* **CHALLENGE**: Identify and reproduce every line holding the string "adscrición".
═══ ENTRIES ═══
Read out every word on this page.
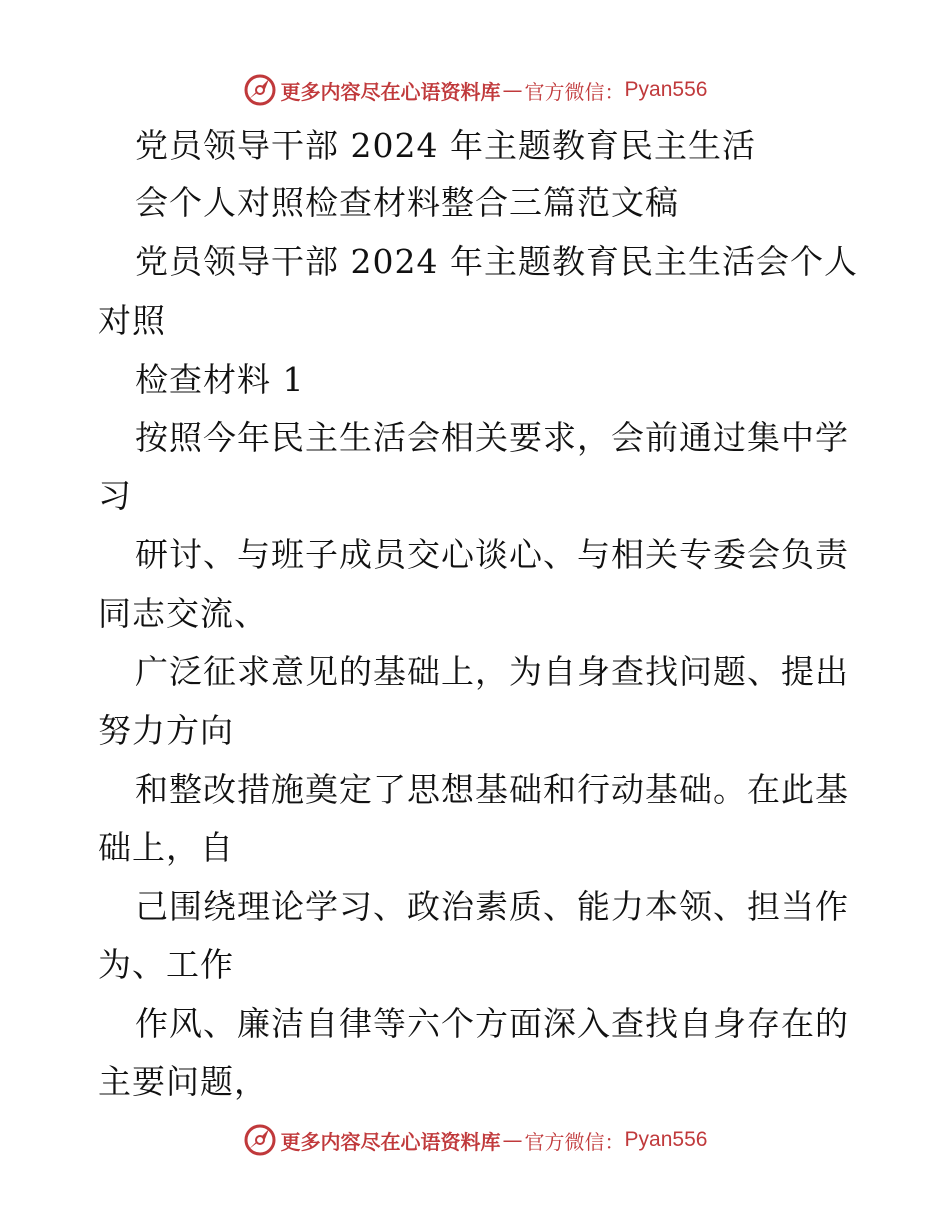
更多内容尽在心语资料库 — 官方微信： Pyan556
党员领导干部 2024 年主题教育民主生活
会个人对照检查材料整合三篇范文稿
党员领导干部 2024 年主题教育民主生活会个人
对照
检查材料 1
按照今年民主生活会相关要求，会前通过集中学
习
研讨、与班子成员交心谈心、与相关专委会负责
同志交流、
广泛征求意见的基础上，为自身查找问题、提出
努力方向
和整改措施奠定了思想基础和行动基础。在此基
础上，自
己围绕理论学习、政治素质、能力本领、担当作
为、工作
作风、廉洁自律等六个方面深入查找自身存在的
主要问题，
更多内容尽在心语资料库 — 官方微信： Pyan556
═══
═══ ENTRIES ═══
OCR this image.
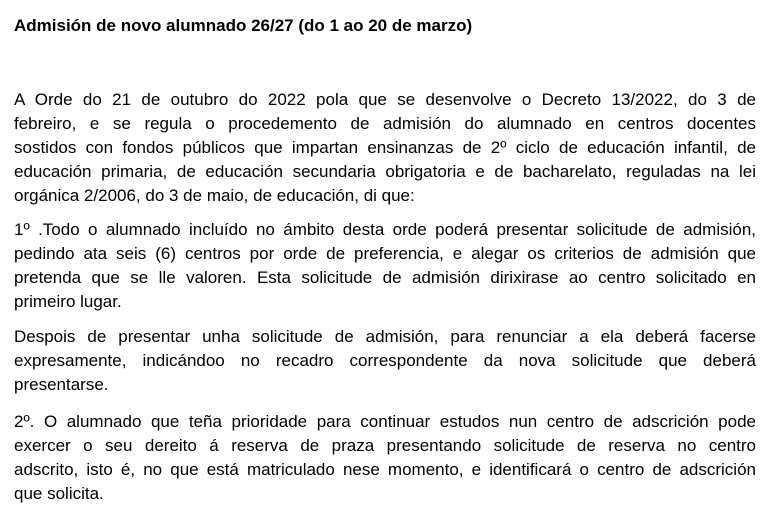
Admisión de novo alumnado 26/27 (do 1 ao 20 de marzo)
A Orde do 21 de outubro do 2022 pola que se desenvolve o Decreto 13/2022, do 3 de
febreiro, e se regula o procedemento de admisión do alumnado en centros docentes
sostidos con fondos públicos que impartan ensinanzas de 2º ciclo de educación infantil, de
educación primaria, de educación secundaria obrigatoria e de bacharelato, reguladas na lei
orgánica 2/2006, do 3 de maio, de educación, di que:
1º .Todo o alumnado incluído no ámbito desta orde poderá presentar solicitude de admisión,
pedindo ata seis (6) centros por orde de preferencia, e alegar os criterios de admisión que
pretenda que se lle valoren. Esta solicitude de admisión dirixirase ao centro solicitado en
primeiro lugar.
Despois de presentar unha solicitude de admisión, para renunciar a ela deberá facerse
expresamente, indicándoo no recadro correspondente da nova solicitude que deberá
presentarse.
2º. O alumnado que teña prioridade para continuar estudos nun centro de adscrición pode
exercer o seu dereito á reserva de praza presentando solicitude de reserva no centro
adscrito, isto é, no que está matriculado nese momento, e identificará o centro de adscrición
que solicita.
═══
* **ANSWER**:
2º. O alumnado que teña prioridade para continuar estudos nun centro de adscrición pode
adscrito, isto é, no que está matriculado nese momento, e identificará o centro de adscrición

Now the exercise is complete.